_Task instructions_
Reproduce every line of the data below word for word, in the same order.

_The records_
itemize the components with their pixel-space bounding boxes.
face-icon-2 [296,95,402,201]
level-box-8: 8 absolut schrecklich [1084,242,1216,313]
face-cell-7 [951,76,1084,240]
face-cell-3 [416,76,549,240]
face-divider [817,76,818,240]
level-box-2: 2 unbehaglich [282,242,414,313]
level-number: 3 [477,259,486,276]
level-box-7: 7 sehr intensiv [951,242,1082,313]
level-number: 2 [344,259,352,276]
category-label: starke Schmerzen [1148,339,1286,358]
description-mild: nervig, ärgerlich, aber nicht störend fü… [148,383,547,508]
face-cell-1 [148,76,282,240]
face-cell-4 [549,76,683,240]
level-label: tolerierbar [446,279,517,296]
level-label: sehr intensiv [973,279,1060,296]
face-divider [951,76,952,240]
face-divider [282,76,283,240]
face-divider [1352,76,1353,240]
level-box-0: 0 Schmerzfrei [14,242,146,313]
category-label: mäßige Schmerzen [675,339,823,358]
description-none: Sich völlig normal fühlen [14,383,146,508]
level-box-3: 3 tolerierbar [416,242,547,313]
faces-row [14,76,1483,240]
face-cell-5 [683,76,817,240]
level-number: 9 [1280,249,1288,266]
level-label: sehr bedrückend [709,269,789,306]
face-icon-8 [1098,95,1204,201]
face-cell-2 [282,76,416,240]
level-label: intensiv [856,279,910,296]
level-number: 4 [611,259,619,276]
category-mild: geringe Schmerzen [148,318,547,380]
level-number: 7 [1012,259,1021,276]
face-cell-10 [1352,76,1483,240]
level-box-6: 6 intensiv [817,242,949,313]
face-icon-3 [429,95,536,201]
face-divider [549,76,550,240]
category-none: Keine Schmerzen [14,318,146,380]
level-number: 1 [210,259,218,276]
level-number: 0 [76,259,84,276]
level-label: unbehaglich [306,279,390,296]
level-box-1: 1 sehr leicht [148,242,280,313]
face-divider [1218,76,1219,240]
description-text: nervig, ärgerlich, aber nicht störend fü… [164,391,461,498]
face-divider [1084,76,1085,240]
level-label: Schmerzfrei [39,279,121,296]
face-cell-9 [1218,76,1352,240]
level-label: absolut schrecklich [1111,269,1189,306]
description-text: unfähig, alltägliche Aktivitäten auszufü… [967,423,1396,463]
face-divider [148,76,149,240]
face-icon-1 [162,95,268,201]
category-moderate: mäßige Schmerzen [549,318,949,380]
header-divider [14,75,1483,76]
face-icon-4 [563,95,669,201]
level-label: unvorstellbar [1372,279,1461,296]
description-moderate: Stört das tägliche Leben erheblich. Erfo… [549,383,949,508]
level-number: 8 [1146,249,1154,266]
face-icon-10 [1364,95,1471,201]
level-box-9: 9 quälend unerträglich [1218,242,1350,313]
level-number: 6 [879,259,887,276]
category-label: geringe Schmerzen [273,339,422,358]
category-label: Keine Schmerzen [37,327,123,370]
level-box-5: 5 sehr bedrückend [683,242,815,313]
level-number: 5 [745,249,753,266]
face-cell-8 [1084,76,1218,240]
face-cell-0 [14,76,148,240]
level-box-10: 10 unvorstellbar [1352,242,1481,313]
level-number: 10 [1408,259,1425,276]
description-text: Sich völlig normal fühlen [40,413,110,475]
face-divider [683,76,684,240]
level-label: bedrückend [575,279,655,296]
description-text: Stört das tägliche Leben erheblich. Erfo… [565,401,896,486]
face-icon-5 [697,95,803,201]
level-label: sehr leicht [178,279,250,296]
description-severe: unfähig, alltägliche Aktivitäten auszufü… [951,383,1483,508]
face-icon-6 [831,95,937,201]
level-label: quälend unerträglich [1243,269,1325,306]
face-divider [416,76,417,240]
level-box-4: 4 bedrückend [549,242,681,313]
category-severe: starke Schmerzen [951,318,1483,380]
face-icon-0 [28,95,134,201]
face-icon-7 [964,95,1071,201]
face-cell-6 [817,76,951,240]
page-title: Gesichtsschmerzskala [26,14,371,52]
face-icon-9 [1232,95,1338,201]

_Reply_
itemize the components with their pixel-space bounding boxes.
face-icon-2 [296,95,402,201]
level-box-8: 8 absolut schrecklich [1084,242,1216,313]
face-cell-7 [951,76,1084,240]
face-cell-3 [416,76,549,240]
face-divider [817,76,818,240]
level-box-2: 2 unbehaglich [282,242,414,313]
level-number: 3 [477,259,486,276]
level-box-7: 7 sehr intensiv [951,242,1082,313]
level-number: 2 [344,259,352,276]
category-label: starke Schmerzen [1148,339,1286,358]
description-mild: nervig, ärgerlich, aber nicht störend fü… [148,383,547,508]
face-cell-1 [148,76,282,240]
face-cell-4 [549,76,683,240]
level-label: tolerierbar [446,279,517,296]
level-label: sehr intensiv [973,279,1060,296]
face-divider [951,76,952,240]
face-divider [282,76,283,240]
face-divider [1352,76,1353,240]
level-box-0: 0 Schmerzfrei [14,242,146,313]
category-label: mäßige Schmerzen [675,339,823,358]
description-none: Sich völlig normal fühlen [14,383,146,508]
level-box-3: 3 tolerierbar [416,242,547,313]
faces-row [14,76,1483,240]
face-cell-5 [683,76,817,240]
level-number: 9 [1280,249,1288,266]
level-label: sehr bedrückend [709,269,789,306]
face-icon-8 [1098,95,1204,201]
face-cell-2 [282,76,416,240]
level-label: intensiv [856,279,910,296]
level-number: 4 [611,259,619,276]
category-mild: geringe Schmerzen [148,318,547,380]
level-number: 7 [1012,259,1021,276]
face-cell-10 [1352,76,1483,240]
level-box-6: 6 intensiv [817,242,949,313]
face-icon-3 [429,95,536,201]
face-divider [549,76,550,240]
category-none: Keine Schmerzen [14,318,146,380]
level-number: 1 [210,259,218,276]
level-number: 0 [76,259,84,276]
level-label: unbehaglich [306,279,390,296]
level-box-1: 1 sehr leicht [148,242,280,313]
face-divider [1218,76,1219,240]
description-text: nervig, ärgerlich, aber nicht störend fü… [164,391,461,498]
face-divider [1084,76,1085,240]
level-label: Schmerzfrei [39,279,121,296]
face-cell-9 [1218,76,1352,240]
level-label: absolut schrecklich [1111,269,1189,306]
description-text: unfähig, alltägliche Aktivitäten auszufü… [967,423,1396,463]
face-divider [148,76,149,240]
face-icon-1 [162,95,268,201]
category-moderate: mäßige Schmerzen [549,318,949,380]
header-divider [14,75,1483,76]
face-icon-4 [563,95,669,201]
level-label: unvorstellbar [1372,279,1461,296]
description-moderate: Stört das tägliche Leben erheblich. Erfo… [549,383,949,508]
level-number: 8 [1146,249,1154,266]
face-icon-10 [1364,95,1471,201]
level-box-9: 9 quälend unerträglich [1218,242,1350,313]
level-number: 6 [879,259,887,276]
category-label: geringe Schmerzen [273,339,422,358]
category-label: Keine Schmerzen [37,327,123,370]
level-box-5: 5 sehr bedrückend [683,242,815,313]
level-number: 5 [745,249,753,266]
face-cell-8 [1084,76,1218,240]
face-cell-0 [14,76,148,240]
level-box-10: 10 unvorstellbar [1352,242,1481,313]
level-number: 10 [1408,259,1425,276]
description-text: Sich völlig normal fühlen [40,413,110,475]
face-divider [683,76,684,240]
level-label: bedrückend [575,279,655,296]
description-text: Stört das tägliche Leben erheblich. Erfo… [565,401,896,486]
face-icon-5 [697,95,803,201]
level-label: sehr leicht [178,279,250,296]
description-severe: unfähig, alltägliche Aktivitäten auszufü… [951,383,1483,508]
face-icon-6 [831,95,937,201]
level-label: quälend unerträglich [1243,269,1325,306]
face-divider [416,76,417,240]
level-box-4: 4 bedrückend [549,242,681,313]
category-severe: starke Schmerzen [951,318,1483,380]
face-icon-0 [28,95,134,201]
face-icon-7 [964,95,1071,201]
face-cell-6 [817,76,951,240]
page-title: Gesichtsschmerzskala [26,14,371,52]
face-icon-9 [1232,95,1338,201]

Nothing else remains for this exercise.